Copy out all the lines where "also" shows up.

### Raw data
○ ○ ○
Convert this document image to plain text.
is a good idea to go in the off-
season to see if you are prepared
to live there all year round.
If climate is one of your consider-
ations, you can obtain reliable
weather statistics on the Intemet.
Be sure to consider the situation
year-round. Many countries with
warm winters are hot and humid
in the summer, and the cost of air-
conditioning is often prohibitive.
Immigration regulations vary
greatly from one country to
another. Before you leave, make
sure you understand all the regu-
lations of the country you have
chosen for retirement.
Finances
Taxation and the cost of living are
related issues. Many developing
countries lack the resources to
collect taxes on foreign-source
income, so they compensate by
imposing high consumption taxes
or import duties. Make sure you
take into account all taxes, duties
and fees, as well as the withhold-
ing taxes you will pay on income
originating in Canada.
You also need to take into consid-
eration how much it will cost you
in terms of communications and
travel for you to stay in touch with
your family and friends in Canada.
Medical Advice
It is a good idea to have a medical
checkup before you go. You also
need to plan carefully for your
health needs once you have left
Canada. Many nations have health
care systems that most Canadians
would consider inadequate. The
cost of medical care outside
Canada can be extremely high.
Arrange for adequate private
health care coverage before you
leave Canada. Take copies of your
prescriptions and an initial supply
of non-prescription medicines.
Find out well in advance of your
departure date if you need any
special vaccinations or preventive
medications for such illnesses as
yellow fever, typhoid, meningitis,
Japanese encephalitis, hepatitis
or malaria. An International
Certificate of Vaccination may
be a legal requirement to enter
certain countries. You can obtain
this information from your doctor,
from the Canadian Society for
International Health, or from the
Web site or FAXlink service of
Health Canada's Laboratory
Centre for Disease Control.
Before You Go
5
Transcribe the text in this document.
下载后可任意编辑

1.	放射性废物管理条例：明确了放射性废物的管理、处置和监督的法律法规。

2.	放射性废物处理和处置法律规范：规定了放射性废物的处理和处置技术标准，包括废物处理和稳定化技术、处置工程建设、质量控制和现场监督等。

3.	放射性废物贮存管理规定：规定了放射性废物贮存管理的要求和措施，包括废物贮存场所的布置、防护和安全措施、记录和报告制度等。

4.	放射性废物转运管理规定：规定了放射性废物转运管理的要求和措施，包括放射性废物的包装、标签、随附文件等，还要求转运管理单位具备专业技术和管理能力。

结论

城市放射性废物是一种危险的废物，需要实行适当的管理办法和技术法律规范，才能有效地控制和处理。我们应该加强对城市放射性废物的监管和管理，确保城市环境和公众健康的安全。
○ ○ ○
### Finished answer
You also need to take into consid-
checkup before you go. You also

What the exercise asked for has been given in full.